* _YOUR GOAL_
Lines containing the word "Technology" are the ones to copy from the records below.

* _MATERIAL FOR THIS EXERCISE_
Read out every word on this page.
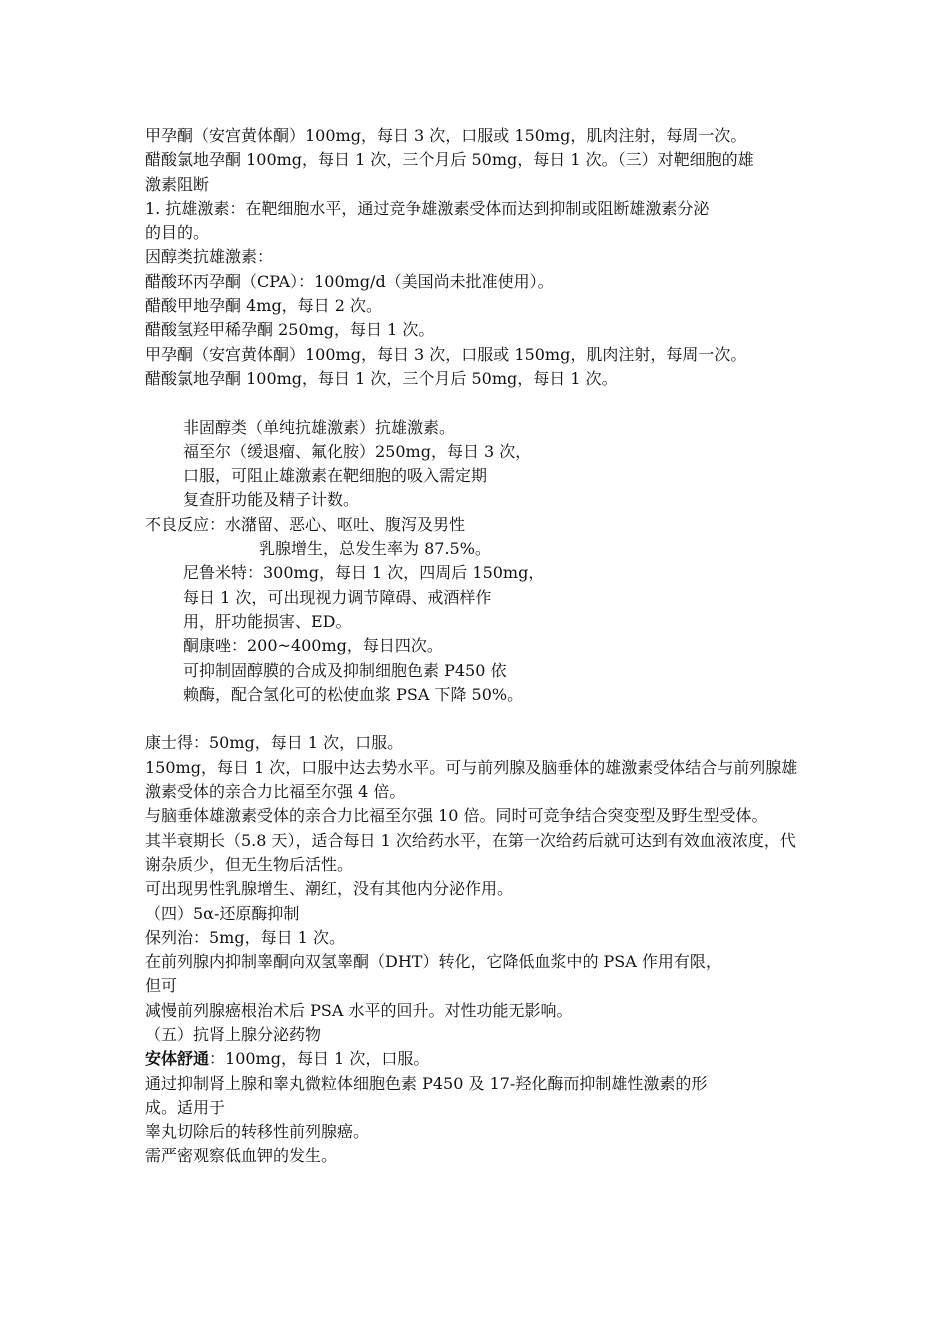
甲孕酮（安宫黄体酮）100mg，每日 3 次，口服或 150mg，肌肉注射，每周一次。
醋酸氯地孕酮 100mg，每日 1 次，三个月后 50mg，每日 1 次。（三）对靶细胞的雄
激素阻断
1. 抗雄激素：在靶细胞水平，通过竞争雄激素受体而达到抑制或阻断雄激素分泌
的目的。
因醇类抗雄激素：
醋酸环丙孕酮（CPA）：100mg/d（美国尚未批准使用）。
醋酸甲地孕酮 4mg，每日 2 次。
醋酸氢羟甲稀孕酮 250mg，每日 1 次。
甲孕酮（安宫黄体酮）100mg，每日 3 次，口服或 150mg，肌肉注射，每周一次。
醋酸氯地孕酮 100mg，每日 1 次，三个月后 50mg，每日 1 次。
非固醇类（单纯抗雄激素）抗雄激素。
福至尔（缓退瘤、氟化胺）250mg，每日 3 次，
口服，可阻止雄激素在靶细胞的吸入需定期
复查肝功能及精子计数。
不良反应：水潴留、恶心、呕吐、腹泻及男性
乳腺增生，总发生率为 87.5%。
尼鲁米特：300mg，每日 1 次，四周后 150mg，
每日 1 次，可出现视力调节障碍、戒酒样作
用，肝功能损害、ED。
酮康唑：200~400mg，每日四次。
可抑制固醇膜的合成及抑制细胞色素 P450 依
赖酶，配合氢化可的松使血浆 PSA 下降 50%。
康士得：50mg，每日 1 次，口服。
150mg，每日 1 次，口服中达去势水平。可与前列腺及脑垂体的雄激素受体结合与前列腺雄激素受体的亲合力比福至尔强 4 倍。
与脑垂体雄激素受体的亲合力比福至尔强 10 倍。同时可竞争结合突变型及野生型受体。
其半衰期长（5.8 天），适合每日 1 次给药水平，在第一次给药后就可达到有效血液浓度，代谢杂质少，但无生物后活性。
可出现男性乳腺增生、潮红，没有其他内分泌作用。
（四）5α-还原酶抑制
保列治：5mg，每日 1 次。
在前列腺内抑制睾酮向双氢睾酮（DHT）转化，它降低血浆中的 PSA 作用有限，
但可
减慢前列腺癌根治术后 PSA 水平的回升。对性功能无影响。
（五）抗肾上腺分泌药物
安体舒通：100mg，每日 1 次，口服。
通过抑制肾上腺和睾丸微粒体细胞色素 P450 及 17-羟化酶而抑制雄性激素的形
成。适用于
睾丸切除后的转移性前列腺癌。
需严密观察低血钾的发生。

...

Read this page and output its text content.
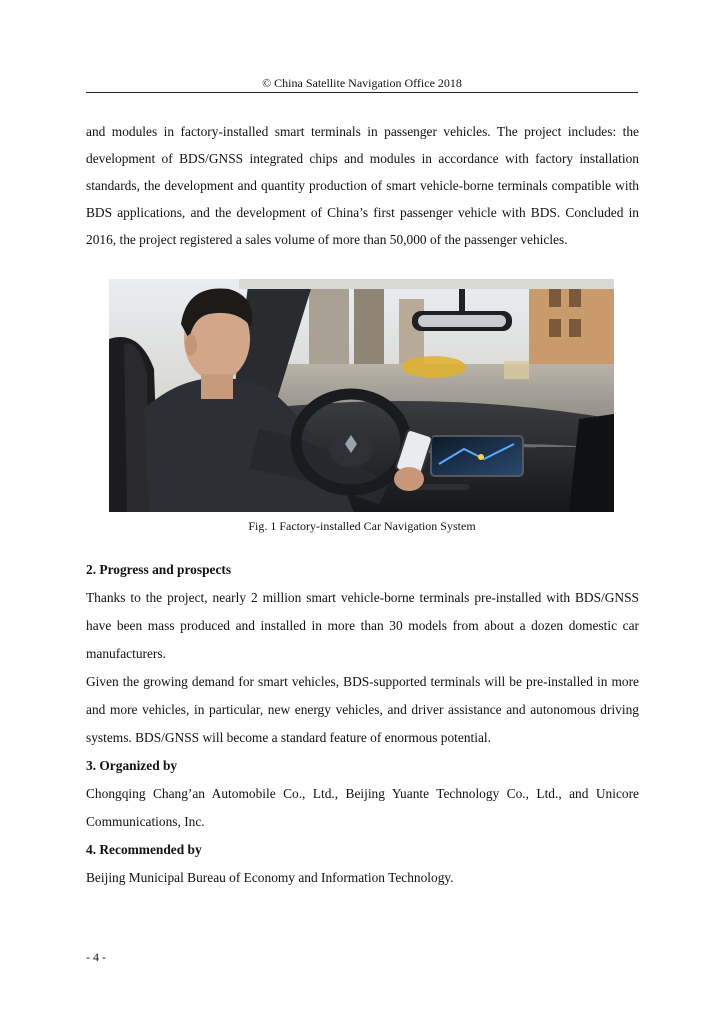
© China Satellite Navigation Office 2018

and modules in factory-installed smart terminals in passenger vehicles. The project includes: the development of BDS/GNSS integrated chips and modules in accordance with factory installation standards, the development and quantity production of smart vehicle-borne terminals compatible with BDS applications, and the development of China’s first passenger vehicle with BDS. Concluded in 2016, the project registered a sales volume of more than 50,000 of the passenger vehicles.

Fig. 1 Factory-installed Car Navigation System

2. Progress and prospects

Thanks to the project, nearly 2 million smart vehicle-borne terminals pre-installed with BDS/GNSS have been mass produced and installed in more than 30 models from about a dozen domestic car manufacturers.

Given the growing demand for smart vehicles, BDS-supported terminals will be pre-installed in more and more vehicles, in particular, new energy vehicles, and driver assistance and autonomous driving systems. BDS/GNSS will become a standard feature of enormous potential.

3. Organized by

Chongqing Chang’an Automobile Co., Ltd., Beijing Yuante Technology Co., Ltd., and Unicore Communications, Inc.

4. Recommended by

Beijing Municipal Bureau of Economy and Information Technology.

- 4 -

* _ANSWER TO THIS EXERCISE_
Chongqing Chang’an Automobile Co., Ltd., Beijing Yuante Technology Co., Ltd., and Unicore Communications, Inc.
Beijing Municipal Bureau of Economy and Information Technology.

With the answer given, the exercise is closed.